[Start DATA PROVIDED]
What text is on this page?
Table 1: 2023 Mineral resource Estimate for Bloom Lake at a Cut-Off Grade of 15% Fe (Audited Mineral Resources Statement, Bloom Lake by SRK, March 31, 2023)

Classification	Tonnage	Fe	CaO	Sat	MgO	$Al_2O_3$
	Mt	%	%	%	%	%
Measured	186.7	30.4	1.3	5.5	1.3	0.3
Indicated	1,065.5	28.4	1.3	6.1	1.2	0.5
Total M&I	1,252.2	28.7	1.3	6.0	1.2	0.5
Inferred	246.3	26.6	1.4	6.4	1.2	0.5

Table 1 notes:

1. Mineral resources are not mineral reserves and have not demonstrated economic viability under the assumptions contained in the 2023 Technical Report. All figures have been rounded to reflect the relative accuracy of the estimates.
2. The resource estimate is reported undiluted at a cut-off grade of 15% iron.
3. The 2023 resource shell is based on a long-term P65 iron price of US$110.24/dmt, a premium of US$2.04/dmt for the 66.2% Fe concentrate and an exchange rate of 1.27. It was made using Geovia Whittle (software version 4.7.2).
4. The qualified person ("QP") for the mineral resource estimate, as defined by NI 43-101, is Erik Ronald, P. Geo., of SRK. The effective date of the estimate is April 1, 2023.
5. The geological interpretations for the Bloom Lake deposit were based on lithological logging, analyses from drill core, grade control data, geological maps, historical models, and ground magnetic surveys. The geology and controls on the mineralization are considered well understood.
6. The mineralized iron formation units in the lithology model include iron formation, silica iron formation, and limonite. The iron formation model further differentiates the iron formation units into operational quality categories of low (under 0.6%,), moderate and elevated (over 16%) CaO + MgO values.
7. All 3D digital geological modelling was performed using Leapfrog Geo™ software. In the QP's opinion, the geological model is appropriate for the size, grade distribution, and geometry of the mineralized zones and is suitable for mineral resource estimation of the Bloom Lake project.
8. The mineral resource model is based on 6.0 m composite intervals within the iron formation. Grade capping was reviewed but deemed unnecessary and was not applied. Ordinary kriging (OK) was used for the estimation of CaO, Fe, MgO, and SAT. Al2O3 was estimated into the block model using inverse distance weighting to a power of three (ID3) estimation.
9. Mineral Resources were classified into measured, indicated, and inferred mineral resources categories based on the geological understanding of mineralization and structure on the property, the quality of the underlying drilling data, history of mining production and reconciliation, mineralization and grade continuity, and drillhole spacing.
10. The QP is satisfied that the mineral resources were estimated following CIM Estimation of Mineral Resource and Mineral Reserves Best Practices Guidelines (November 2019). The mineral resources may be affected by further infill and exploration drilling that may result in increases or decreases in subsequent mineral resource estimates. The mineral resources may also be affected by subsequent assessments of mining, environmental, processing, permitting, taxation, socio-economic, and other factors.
[End DATA PROVIDED]
DIRECTION: Count every line in the data where the string "Lake" occurs. Give nothing except the number.

FINISHED TASK: 3